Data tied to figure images

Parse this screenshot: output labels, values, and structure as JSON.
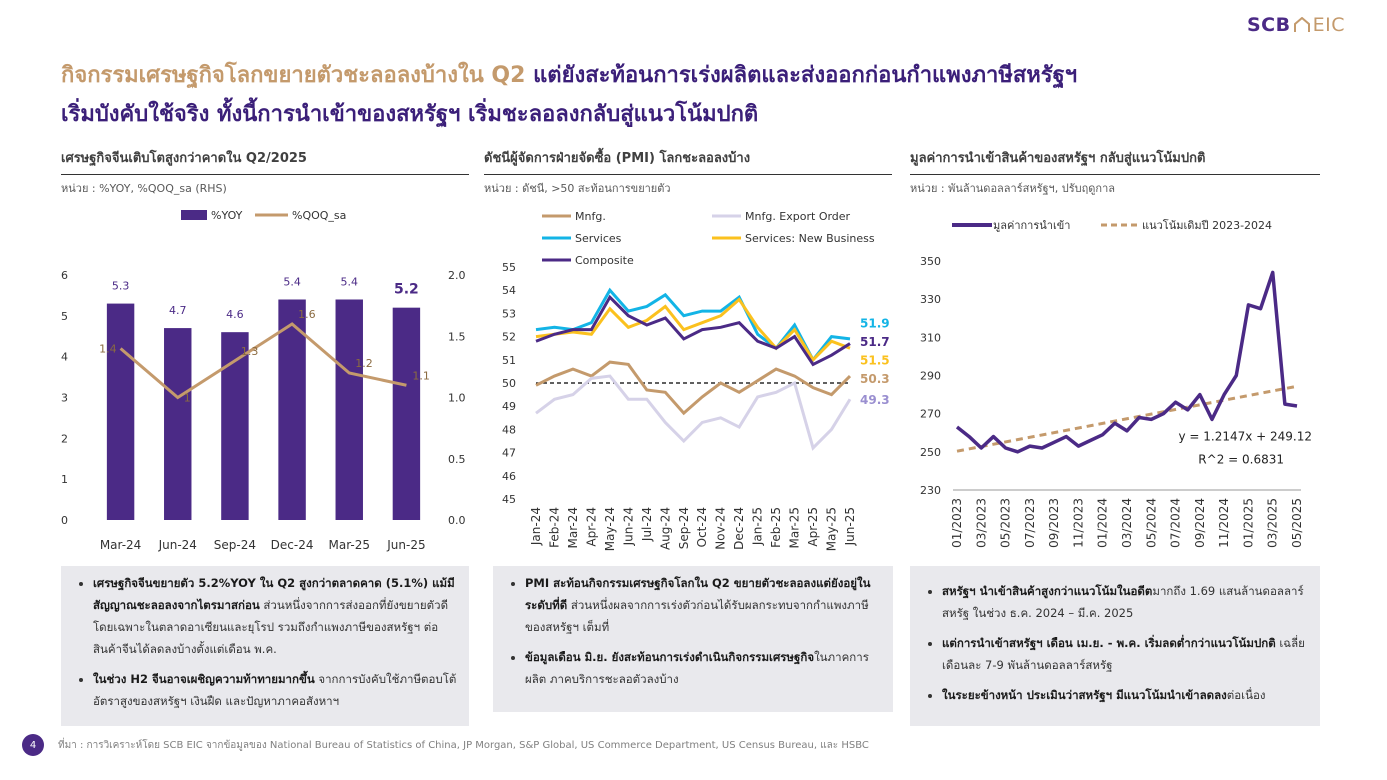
{
  "brand": {
    "logo_left": "SCB",
    "logo_right": "EIC"
  },
  "title": {
    "part1": "กิจกรรมเศรษฐกิจโลกขยายตัวชะลอลงบ้างใน Q2",
    "part2": " แต่ยังสะท้อนการเร่งผลิตและส่งออกก่อนกำแพงภาษีสหรัฐฯ",
    "line2": "เริ่มบังคับใช้จริง ทั้งนี้การนำเข้าของสหรัฐฯ เริ่มชะลอลงกลับสู่แนวโน้มปกติ"
  },
  "panels": [
    {
      "heading": "เศรษฐกิจจีนเติบโตสูงกว่าคาดใน Q2/2025",
      "unit": "หน่วย : %YOY, %QOQ_sa (RHS)"
    },
    {
      "heading": "ดัชนีผู้จัดการฝ่ายจัดซื้อ (PMI) โลกชะลอลงบ้าง",
      "unit": "หน่วย : ดัชนี, >50 สะท้อนการขยายตัว"
    },
    {
      "heading": "มูลค่าการนำเข้าสินค้าของสหรัฐฯ กลับสู่แนวโน้มปกติ",
      "unit": "หน่วย : พันล้านดอลลาร์สหรัฐฯ, ปรับฤดูกาล"
    }
  ],
  "chart_data": [
    {
      "type": "bar",
      "categories": [
        "Mar-24",
        "Jun-24",
        "Sep-24",
        "Dec-24",
        "Mar-25",
        "Jun-25"
      ],
      "series": [
        {
          "name": "%YOY",
          "type": "bar",
          "axis": "left",
          "color": "#4b2a86",
          "values": [
            5.3,
            4.7,
            4.6,
            5.4,
            5.4,
            5.2
          ],
          "labels": [
            "5.3",
            "4.7",
            "4.6",
            "5.4",
            "5.4",
            "5.2"
          ]
        },
        {
          "name": "%QOQ_sa",
          "type": "line",
          "axis": "right",
          "color": "#c49a6c",
          "values": [
            1.4,
            1.0,
            1.3,
            1.6,
            1.2,
            1.1
          ],
          "labels": [
            "1.4",
            "1",
            "1.3",
            "1.6",
            "1.2",
            "1.1"
          ]
        }
      ],
      "ylim": [
        0,
        6
      ],
      "yticks": [
        "0",
        "1",
        "2",
        "3",
        "4",
        "5",
        "6"
      ],
      "y2lim": [
        0,
        2.0
      ],
      "y2ticks": [
        "0.0",
        "0.5",
        "1.0",
        "1.5",
        "2.0"
      ],
      "legend": "top"
    },
    {
      "type": "line",
      "categories": [
        "Jan-24",
        "Feb-24",
        "Mar-24",
        "Apr-24",
        "May-24",
        "Jun-24",
        "Jul-24",
        "Aug-24",
        "Sep-24",
        "Oct-24",
        "Nov-24",
        "Dec-24",
        "Jan-25",
        "Feb-25",
        "Mar-25",
        "Apr-25",
        "May-25",
        "Jun-25"
      ],
      "series": [
        {
          "name": "Mnfg.",
          "color": "#c49a6c",
          "end_label": "50.3",
          "values": [
            49.9,
            50.3,
            50.6,
            50.3,
            50.9,
            50.8,
            49.7,
            49.6,
            48.7,
            49.4,
            50.0,
            49.6,
            50.1,
            50.6,
            50.3,
            49.8,
            49.5,
            50.3
          ]
        },
        {
          "name": "Mnfg. Export Order",
          "color": "#d6d2e8",
          "end_label": "49.3",
          "values": [
            48.7,
            49.3,
            49.5,
            50.2,
            50.3,
            49.3,
            49.3,
            48.3,
            47.5,
            48.3,
            48.5,
            48.1,
            49.4,
            49.6,
            50.0,
            47.2,
            48.0,
            49.3
          ]
        },
        {
          "name": "Services",
          "color": "#13b4e6",
          "end_label": "51.9",
          "values": [
            52.3,
            52.4,
            52.3,
            52.6,
            54.0,
            53.1,
            53.3,
            53.8,
            52.9,
            53.1,
            53.1,
            53.7,
            52.1,
            51.5,
            52.5,
            51.0,
            52.0,
            51.9
          ]
        },
        {
          "name": "Services: New Business",
          "color": "#fbc11e",
          "end_label": "51.5",
          "values": [
            52.0,
            52.1,
            52.2,
            52.1,
            53.2,
            52.4,
            52.7,
            53.3,
            52.3,
            52.6,
            52.9,
            53.6,
            52.4,
            51.5,
            52.3,
            51.0,
            51.8,
            51.5
          ]
        },
        {
          "name": "Composite",
          "color": "#4b2a86",
          "end_label": "51.7",
          "values": [
            51.8,
            52.1,
            52.3,
            52.3,
            53.7,
            52.9,
            52.5,
            52.8,
            51.9,
            52.3,
            52.4,
            52.6,
            51.8,
            51.5,
            52.0,
            50.8,
            51.2,
            51.7
          ]
        }
      ],
      "reference_line": 50,
      "ylim": [
        45,
        55
      ],
      "yticks": [
        "45",
        "46",
        "47",
        "48",
        "49",
        "50",
        "51",
        "52",
        "53",
        "54",
        "55"
      ],
      "legend": "top"
    },
    {
      "type": "line",
      "x": [
        "01/2023",
        "02/2023",
        "03/2023",
        "04/2023",
        "05/2023",
        "06/2023",
        "07/2023",
        "08/2023",
        "09/2023",
        "10/2023",
        "11/2023",
        "12/2023",
        "01/2024",
        "02/2024",
        "03/2024",
        "04/2024",
        "05/2024",
        "06/2024",
        "07/2024",
        "08/2024",
        "09/2024",
        "10/2024",
        "11/2024",
        "12/2024",
        "01/2025",
        "02/2025",
        "03/2025",
        "04/2025",
        "05/2025"
      ],
      "xticks": [
        "01/2023",
        "03/2023",
        "05/2023",
        "07/2023",
        "09/2023",
        "11/2023",
        "01/2024",
        "03/2024",
        "05/2024",
        "07/2024",
        "09/2024",
        "11/2024",
        "01/2025",
        "03/2025",
        "05/2025"
      ],
      "series": [
        {
          "name": "มูลค่าการนำเข้า",
          "color": "#4b2a86",
          "values": [
            263,
            258,
            252,
            258,
            252,
            250,
            253,
            252,
            255,
            258,
            253,
            256,
            259,
            265,
            261,
            268,
            267,
            270,
            276,
            272,
            280,
            267,
            280,
            290,
            327,
            325,
            344,
            275,
            274
          ]
        },
        {
          "name": "แนวโน้มเดิมปี 2023-2024",
          "color": "#c49a6c",
          "style": "dashed",
          "intercept": 249.12,
          "slope": 1.2147
        }
      ],
      "annotations": [
        "y = 1.2147x + 249.12",
        "R^2 = 0.6831"
      ],
      "ylim": [
        230,
        350
      ],
      "yticks": [
        "230",
        "250",
        "270",
        "290",
        "310",
        "330",
        "350"
      ],
      "legend": "top"
    }
  ],
  "bullets": {
    "left": [
      {
        "bold": "เศรษฐกิจจีนขยายตัว 5.2%YOY ใน Q2 สูงกว่าตลาดคาด (5.1%) แม้มีสัญญาณชะลอลงจากไตรมาสก่อน",
        "text": " ส่วนหนึ่งจากการส่งออกที่ยังขยายตัวดี โดยเฉพาะในตลาดอาเซียนและยุโรป รวมถึงกำแพงภาษีของสหรัฐฯ ต่อสินค้าจีนได้ลดลงบ้างตั้งแต่เดือน พ.ค."
      },
      {
        "bold": "ในช่วง H2 จีนอาจเผชิญความท้าทายมากขึ้น",
        "text": " จากการบังคับใช้ภาษีตอบโต้อัตราสูงของสหรัฐฯ เงินฝืด และปัญหาภาคอสังหาฯ"
      }
    ],
    "middle": [
      {
        "bold": "PMI สะท้อนกิจกรรมเศรษฐกิจโลกใน Q2 ขยายตัวชะลอลงแต่ยังอยู่ในระดับที่ดี",
        "text": " ส่วนหนึ่งผลจากการเร่งตัวก่อนได้รับผลกระทบจากกำแพงภาษีของสหรัฐฯ เต็มที่"
      },
      {
        "bold": "ข้อมูลเดือน มิ.ย. ยังสะท้อนการเร่งดำเนินกิจกรรมเศรษฐกิจ",
        "text": "ในภาคการผลิต ภาคบริการชะลอตัวลงบ้าง"
      }
    ],
    "right": [
      {
        "bold": "สหรัฐฯ นำเข้าสินค้าสูงกว่าแนวโน้มในอดีต",
        "text": "มากถึง 1.69 แสนล้านดอลลาร์สหรัฐ ในช่วง ธ.ค. 2024 – มี.ค. 2025"
      },
      {
        "bold": "แต่การนำเข้าสหรัฐฯ เดือน เม.ย. - พ.ค. เริ่มลดต่ำกว่าแนวโน้มปกติ",
        "text": " เฉลี่ยเดือนละ 7-9 พันล้านดอลลาร์สหรัฐ"
      },
      {
        "bold": "ในระยะข้างหน้า ประเมินว่าสหรัฐฯ มีแนวโน้มนำเข้าลดลง",
        "text": "ต่อเนื่อง"
      }
    ]
  },
  "footer": {
    "page": "4",
    "source": "ที่มา : การวิเคราะห์โดย SCB EIC จากข้อมูลของ National Bureau of Statistics of China, JP Morgan, S&P Global, US Commerce Department, US Census Bureau, และ HSBC"
  }
}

_WHAT YOU SHOULD DO_: From the data, collect all lines where the string "bold" appears.

_FINAL ANSWER_:
        "bold": "เศรษฐกิจจีนขยายตัว 5.2%YOY ใน Q2 สูงกว่าตลาดคาด (5.1%) แม้มีสัญญาณชะลอลงจากไตรมาสก่อน",
        "bold": "ในช่วง H2 จีนอาจเผชิญความท้าทายมากขึ้น",
        "bold": "PMI สะท้อนกิจกรรมเศรษฐกิจโลกใน Q2 ขยายตัวชะลอลงแต่ยังอยู่ในระดับที่ดี",
        "bold": "ข้อมูลเดือน มิ.ย. ยังสะท้อนการเร่งดำเนินกิจกรรมเศรษฐกิจ",
        "bold": "สหรัฐฯ นำเข้าสินค้าสูงกว่าแนวโน้มในอดีต",
        "bold": "แต่การนำเข้าสหรัฐฯ เดือน เม.ย. - พ.ค. เริ่มลดต่ำกว่าแนวโน้มปกติ",
        "bold": "ในระยะข้างหน้า ประเมินว่าสหรัฐฯ มีแนวโน้มนำเข้าลดลง",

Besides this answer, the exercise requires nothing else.